▶ SHORT TASK
Write down every entry below once more, exactly.

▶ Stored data

---+---

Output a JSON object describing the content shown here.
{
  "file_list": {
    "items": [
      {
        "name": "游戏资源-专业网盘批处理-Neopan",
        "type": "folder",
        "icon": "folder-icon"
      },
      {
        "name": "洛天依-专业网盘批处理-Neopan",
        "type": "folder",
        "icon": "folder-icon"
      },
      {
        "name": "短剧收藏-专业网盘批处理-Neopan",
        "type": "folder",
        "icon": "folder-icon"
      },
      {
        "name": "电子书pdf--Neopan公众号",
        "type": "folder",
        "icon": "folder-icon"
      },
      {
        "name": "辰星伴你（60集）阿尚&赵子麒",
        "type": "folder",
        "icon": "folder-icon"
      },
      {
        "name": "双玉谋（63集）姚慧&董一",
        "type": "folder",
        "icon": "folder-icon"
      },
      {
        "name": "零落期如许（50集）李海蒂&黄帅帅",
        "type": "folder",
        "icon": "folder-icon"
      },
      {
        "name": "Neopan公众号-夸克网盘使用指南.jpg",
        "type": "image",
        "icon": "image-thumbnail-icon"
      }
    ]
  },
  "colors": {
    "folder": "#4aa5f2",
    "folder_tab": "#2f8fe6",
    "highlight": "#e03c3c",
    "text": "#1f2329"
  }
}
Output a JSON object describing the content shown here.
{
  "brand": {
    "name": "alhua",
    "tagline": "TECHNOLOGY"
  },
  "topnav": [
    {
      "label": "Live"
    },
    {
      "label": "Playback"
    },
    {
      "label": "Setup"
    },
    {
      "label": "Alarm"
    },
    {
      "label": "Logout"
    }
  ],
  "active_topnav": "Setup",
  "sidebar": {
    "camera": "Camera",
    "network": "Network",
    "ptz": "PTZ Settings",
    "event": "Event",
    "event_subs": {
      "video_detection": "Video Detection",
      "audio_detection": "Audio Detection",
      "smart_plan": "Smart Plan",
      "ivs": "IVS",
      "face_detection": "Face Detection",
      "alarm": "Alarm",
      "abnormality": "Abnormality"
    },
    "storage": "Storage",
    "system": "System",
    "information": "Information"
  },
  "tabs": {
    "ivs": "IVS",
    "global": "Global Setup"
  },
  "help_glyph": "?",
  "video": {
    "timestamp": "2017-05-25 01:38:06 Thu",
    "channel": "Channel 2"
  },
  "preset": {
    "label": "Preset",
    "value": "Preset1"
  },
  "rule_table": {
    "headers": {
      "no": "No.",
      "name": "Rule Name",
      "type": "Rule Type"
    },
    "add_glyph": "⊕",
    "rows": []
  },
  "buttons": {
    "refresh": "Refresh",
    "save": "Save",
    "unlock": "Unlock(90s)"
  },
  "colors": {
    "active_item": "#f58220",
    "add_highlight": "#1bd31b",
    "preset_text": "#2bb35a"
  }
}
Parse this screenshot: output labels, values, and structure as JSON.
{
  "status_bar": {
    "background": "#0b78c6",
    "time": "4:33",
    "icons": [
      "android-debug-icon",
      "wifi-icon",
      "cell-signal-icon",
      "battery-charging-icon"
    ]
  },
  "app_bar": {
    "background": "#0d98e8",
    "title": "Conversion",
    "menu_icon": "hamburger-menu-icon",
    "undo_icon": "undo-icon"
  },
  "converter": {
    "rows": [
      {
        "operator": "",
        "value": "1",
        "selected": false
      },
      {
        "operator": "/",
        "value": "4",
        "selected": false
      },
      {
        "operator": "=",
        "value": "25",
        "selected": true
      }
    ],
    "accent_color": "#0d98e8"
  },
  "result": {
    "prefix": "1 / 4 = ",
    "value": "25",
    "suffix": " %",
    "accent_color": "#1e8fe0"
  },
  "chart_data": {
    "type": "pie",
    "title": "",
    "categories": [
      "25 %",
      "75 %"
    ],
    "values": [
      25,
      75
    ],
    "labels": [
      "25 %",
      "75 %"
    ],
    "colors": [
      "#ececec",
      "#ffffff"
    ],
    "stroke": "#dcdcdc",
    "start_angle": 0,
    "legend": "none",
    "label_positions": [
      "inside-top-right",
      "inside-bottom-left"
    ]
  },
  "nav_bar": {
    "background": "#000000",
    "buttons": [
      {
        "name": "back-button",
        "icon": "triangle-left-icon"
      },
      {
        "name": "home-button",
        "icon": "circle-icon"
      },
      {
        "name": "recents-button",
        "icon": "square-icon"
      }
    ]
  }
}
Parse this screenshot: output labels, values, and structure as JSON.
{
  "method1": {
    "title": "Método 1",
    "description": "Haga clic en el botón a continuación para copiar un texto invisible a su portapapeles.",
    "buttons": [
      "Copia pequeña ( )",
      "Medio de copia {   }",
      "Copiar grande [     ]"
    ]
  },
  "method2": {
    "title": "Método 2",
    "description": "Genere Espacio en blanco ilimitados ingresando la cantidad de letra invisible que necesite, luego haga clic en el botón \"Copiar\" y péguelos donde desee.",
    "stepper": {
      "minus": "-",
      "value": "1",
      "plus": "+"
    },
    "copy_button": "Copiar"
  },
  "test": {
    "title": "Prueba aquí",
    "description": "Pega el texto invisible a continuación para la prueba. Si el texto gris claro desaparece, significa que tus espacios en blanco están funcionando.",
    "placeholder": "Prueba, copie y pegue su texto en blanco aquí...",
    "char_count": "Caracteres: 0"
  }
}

---+---

▶ EXERCISE RESULT
Output a JSON object describing the content shown here.
{
  "file_list": {
    "items": [
      {
        "name": "游戏资源-专业网盘批处理-Neopan",
        "type": "folder",
        "icon": "folder-icon"
      },
      {
        "name": "洛天依-专业网盘批处理-Neopan",
        "type": "folder",
        "icon": "folder-icon"
      },
      {
        "name": "短剧收藏-专业网盘批处理-Neopan",
        "type": "folder",
        "icon": "folder-icon"
      },
      {
        "name": "电子书pdf--Neopan公众号",
        "type": "folder",
        "icon": "folder-icon"
      },
      {
        "name": "辰星伴你（60集）阿尚&赵子麒",
        "type": "folder",
        "icon": "folder-icon"
      },
      {
        "name": "双玉谋（63集）姚慧&董一",
        "type": "folder",
        "icon": "folder-icon"
      },
      {
        "name": "零落期如许（50集）李海蒂&黄帅帅",
        "type": "folder",
        "icon": "folder-icon"
      },
      {
        "name": "Neopan公众号-夸克网盘使用指南.jpg",
        "type": "image",
        "icon": "image-thumbnail-icon"
      }
    ]
  },
  "colors": {
    "folder": "#4aa5f2",
    "folder_tab": "#2f8fe6",
    "highlight": "#e03c3c",
    "text": "#1f2329"
  }
}
Output a JSON object describing the content shown here.
{
  "brand": {
    "name": "alhua",
    "tagline": "TECHNOLOGY"
  },
  "topnav": [
    {
      "label": "Live"
    },
    {
      "label": "Playback"
    },
    {
      "label": "Setup"
    },
    {
      "label": "Alarm"
    },
    {
      "label": "Logout"
    }
  ],
  "active_topnav": "Setup",
  "sidebar": {
    "camera": "Camera",
    "network": "Network",
    "ptz": "PTZ Settings",
    "event": "Event",
    "event_subs": {
      "video_detection": "Video Detection",
      "audio_detection": "Audio Detection",
      "smart_plan": "Smart Plan",
      "ivs": "IVS",
      "face_detection": "Face Detection",
      "alarm": "Alarm",
      "abnormality": "Abnormality"
    },
    "storage": "Storage",
    "system": "System",
    "information": "Information"
  },
  "tabs": {
    "ivs": "IVS",
    "global": "Global Setup"
  },
  "help_glyph": "?",
  "video": {
    "timestamp": "2017-05-25 01:38:06 Thu",
    "channel": "Channel 2"
  },
  "preset": {
    "label": "Preset",
    "value": "Preset1"
  },
  "rule_table": {
    "headers": {
      "no": "No.",
      "name": "Rule Name",
      "type": "Rule Type"
    },
    "add_glyph": "⊕",
    "rows": []
  },
  "buttons": {
    "refresh": "Refresh",
    "save": "Save",
    "unlock": "Unlock(90s)"
  },
  "colors": {
    "active_item": "#f58220",
    "add_highlight": "#1bd31b",
    "preset_text": "#2bb35a"
  }
}
Parse this screenshot: output labels, values, and structure as JSON.
{
  "status_bar": {
    "background": "#0b78c6",
    "time": "4:33",
    "icons": [
      "android-debug-icon",
      "wifi-icon",
      "cell-signal-icon",
      "battery-charging-icon"
    ]
  },
  "app_bar": {
    "background": "#0d98e8",
    "title": "Conversion",
    "menu_icon": "hamburger-menu-icon",
    "undo_icon": "undo-icon"
  },
  "converter": {
    "rows": [
      {
        "operator": "",
        "value": "1",
        "selected": false
      },
      {
        "operator": "/",
        "value": "4",
        "selected": false
      },
      {
        "operator": "=",
        "value": "25",
        "selected": true
      }
    ],
    "accent_color": "#0d98e8"
  },
  "result": {
    "prefix": "1 / 4 = ",
    "value": "25",
    "suffix": " %",
    "accent_color": "#1e8fe0"
  },
  "chart_data": {
    "type": "pie",
    "title": "",
    "categories": [
      "25 %",
      "75 %"
    ],
    "values": [
      25,
      75
    ],
    "labels": [
      "25 %",
      "75 %"
    ],
    "colors": [
      "#ececec",
      "#ffffff"
    ],
    "stroke": "#dcdcdc",
    "start_angle": 0,
    "legend": "none",
    "label_positions": [
      "inside-top-right",
      "inside-bottom-left"
    ]
  },
  "nav_bar": {
    "background": "#000000",
    "buttons": [
      {
        "name": "back-button",
        "icon": "triangle-left-icon"
      },
      {
        "name": "home-button",
        "icon": "circle-icon"
      },
      {
        "name": "recents-button",
        "icon": "square-icon"
      }
    ]
  }
}
Parse this screenshot: output labels, values, and structure as JSON.
{
  "method1": {
    "title": "Método 1",
    "description": "Haga clic en el botón a continuación para copiar un texto invisible a su portapapeles.",
    "buttons": [
      "Copia pequeña ( )",
      "Medio de copia {   }",
      "Copiar grande [     ]"
    ]
  },
  "method2": {
    "title": "Método 2",
    "description": "Genere Espacio en blanco ilimitados ingresando la cantidad de letra invisible que necesite, luego haga clic en el botón \"Copiar\" y péguelos donde desee.",
    "stepper": {
      "minus": "-",
      "value": "1",
      "plus": "+"
    },
    "copy_button": "Copiar"
  },
  "test": {
    "title": "Prueba aquí",
    "description": "Pega el texto invisible a continuación para la prueba. Si el texto gris claro desaparece, significa que tus espacios en blanco están funcionando.",
    "placeholder": "Prueba, copie y pegue su texto en blanco aquí...",
    "char_count": "Caracteres: 0"
  }
}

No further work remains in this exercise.